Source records
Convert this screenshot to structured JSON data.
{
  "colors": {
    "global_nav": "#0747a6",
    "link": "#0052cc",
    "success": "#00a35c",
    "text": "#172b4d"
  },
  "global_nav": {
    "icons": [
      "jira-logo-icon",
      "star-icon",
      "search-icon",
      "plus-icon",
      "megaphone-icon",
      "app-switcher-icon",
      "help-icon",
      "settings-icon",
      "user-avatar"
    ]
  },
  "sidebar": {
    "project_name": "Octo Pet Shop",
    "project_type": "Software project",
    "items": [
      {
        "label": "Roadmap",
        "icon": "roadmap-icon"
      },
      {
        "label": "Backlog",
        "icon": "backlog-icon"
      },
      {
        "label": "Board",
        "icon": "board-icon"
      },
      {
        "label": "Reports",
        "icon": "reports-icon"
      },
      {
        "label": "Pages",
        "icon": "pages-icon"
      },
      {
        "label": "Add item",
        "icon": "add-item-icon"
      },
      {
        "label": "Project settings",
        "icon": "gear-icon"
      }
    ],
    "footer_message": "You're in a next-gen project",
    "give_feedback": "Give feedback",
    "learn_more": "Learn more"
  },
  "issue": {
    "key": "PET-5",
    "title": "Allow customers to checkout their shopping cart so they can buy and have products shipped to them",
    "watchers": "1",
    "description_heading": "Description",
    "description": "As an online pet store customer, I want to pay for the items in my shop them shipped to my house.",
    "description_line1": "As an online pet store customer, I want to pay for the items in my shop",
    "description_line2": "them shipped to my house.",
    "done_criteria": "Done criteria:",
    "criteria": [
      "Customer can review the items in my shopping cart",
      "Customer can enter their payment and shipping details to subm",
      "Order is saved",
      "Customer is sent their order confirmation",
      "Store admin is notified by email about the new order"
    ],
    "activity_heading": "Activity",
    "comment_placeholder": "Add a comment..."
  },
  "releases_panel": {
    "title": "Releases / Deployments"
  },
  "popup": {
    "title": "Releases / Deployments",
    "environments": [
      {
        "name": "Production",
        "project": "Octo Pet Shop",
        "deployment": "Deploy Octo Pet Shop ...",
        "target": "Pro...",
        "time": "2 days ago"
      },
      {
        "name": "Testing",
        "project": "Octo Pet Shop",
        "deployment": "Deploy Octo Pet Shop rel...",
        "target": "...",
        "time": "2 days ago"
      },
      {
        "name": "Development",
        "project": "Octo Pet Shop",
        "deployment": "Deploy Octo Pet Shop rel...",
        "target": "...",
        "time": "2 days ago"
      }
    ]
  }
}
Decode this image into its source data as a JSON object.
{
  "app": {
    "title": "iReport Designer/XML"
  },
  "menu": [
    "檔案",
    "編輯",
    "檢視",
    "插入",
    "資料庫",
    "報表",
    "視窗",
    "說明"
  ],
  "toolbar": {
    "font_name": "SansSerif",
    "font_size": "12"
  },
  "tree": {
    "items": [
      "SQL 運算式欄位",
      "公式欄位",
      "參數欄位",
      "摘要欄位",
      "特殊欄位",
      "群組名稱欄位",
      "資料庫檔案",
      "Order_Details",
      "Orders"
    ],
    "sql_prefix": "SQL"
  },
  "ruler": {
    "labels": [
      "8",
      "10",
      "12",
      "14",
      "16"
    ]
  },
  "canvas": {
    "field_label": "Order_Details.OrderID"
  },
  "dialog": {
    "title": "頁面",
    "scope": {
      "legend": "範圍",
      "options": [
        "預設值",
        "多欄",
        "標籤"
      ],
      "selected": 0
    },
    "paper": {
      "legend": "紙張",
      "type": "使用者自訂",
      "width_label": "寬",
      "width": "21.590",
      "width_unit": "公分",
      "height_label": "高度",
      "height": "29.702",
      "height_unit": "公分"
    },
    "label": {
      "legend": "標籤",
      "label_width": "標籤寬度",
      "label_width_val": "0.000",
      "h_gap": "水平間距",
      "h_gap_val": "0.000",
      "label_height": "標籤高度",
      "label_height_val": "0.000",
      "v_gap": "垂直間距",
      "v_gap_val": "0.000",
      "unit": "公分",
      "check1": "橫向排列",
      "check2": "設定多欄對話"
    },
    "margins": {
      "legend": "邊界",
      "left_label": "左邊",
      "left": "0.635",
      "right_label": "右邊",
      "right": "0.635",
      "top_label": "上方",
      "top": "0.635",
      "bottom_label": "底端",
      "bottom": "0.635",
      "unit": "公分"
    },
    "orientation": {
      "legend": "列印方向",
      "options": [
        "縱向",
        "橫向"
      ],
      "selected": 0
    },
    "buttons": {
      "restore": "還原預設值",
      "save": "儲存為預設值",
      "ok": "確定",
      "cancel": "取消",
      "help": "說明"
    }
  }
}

EXERCISE REQUIREMENTS:
Reproduce each entry above exactly, keeping every word.

EXERCISE ANSWER:
Convert this screenshot to structured JSON data.
{
  "colors": {
    "global_nav": "#0747a6",
    "link": "#0052cc",
    "success": "#00a35c",
    "text": "#172b4d"
  },
  "global_nav": {
    "icons": [
      "jira-logo-icon",
      "star-icon",
      "search-icon",
      "plus-icon",
      "megaphone-icon",
      "app-switcher-icon",
      "help-icon",
      "settings-icon",
      "user-avatar"
    ]
  },
  "sidebar": {
    "project_name": "Octo Pet Shop",
    "project_type": "Software project",
    "items": [
      {
        "label": "Roadmap",
        "icon": "roadmap-icon"
      },
      {
        "label": "Backlog",
        "icon": "backlog-icon"
      },
      {
        "label": "Board",
        "icon": "board-icon"
      },
      {
        "label": "Reports",
        "icon": "reports-icon"
      },
      {
        "label": "Pages",
        "icon": "pages-icon"
      },
      {
        "label": "Add item",
        "icon": "add-item-icon"
      },
      {
        "label": "Project settings",
        "icon": "gear-icon"
      }
    ],
    "footer_message": "You're in a next-gen project",
    "give_feedback": "Give feedback",
    "learn_more": "Learn more"
  },
  "issue": {
    "key": "PET-5",
    "title": "Allow customers to checkout their shopping cart so they can buy and have products shipped to them",
    "watchers": "1",
    "description_heading": "Description",
    "description": "As an online pet store customer, I want to pay for the items in my shop them shipped to my house.",
    "description_line1": "As an online pet store customer, I want to pay for the items in my shop",
    "description_line2": "them shipped to my house.",
    "done_criteria": "Done criteria:",
    "criteria": [
      "Customer can review the items in my shopping cart",
      "Customer can enter their payment and shipping details to subm",
      "Order is saved",
      "Customer is sent their order confirmation",
      "Store admin is notified by email about the new order"
    ],
    "activity_heading": "Activity",
    "comment_placeholder": "Add a comment..."
  },
  "releases_panel": {
    "title": "Releases / Deployments"
  },
  "popup": {
    "title": "Releases / Deployments",
    "environments": [
      {
        "name": "Production",
        "project": "Octo Pet Shop",
        "deployment": "Deploy Octo Pet Shop ...",
        "target": "Pro...",
        "time": "2 days ago"
      },
      {
        "name": "Testing",
        "project": "Octo Pet Shop",
        "deployment": "Deploy Octo Pet Shop rel...",
        "target": "...",
        "time": "2 days ago"
      },
      {
        "name": "Development",
        "project": "Octo Pet Shop",
        "deployment": "Deploy Octo Pet Shop rel...",
        "target": "...",
        "time": "2 days ago"
      }
    ]
  }
}
Decode this image into its source data as a JSON object.
{
  "app": {
    "title": "iReport Designer/XML"
  },
  "menu": [
    "檔案",
    "編輯",
    "檢視",
    "插入",
    "資料庫",
    "報表",
    "視窗",
    "說明"
  ],
  "toolbar": {
    "font_name": "SansSerif",
    "font_size": "12"
  },
  "tree": {
    "items": [
      "SQL 運算式欄位",
      "公式欄位",
      "參數欄位",
      "摘要欄位",
      "特殊欄位",
      "群組名稱欄位",
      "資料庫檔案",
      "Order_Details",
      "Orders"
    ],
    "sql_prefix": "SQL"
  },
  "ruler": {
    "labels": [
      "8",
      "10",
      "12",
      "14",
      "16"
    ]
  },
  "canvas": {
    "field_label": "Order_Details.OrderID"
  },
  "dialog": {
    "title": "頁面",
    "scope": {
      "legend": "範圍",
      "options": [
        "預設值",
        "多欄",
        "標籤"
      ],
      "selected": 0
    },
    "paper": {
      "legend": "紙張",
      "type": "使用者自訂",
      "width_label": "寬",
      "width": "21.590",
      "width_unit": "公分",
      "height_label": "高度",
      "height": "29.702",
      "height_unit": "公分"
    },
    "label": {
      "legend": "標籤",
      "label_width": "標籤寬度",
      "label_width_val": "0.000",
      "h_gap": "水平間距",
      "h_gap_val": "0.000",
      "label_height": "標籤高度",
      "label_height_val": "0.000",
      "v_gap": "垂直間距",
      "v_gap_val": "0.000",
      "unit": "公分",
      "check1": "橫向排列",
      "check2": "設定多欄對話"
    },
    "margins": {
      "legend": "邊界",
      "left_label": "左邊",
      "left": "0.635",
      "right_label": "右邊",
      "right": "0.635",
      "top_label": "上方",
      "top": "0.635",
      "bottom_label": "底端",
      "bottom": "0.635",
      "unit": "公分"
    },
    "orientation": {
      "legend": "列印方向",
      "options": [
        "縱向",
        "橫向"
      ],
      "selected": 0
    },
    "buttons": {
      "restore": "還原預設值",
      "save": "儲存為預設值",
      "ok": "確定",
      "cancel": "取消",
      "help": "說明"
    }
  }
}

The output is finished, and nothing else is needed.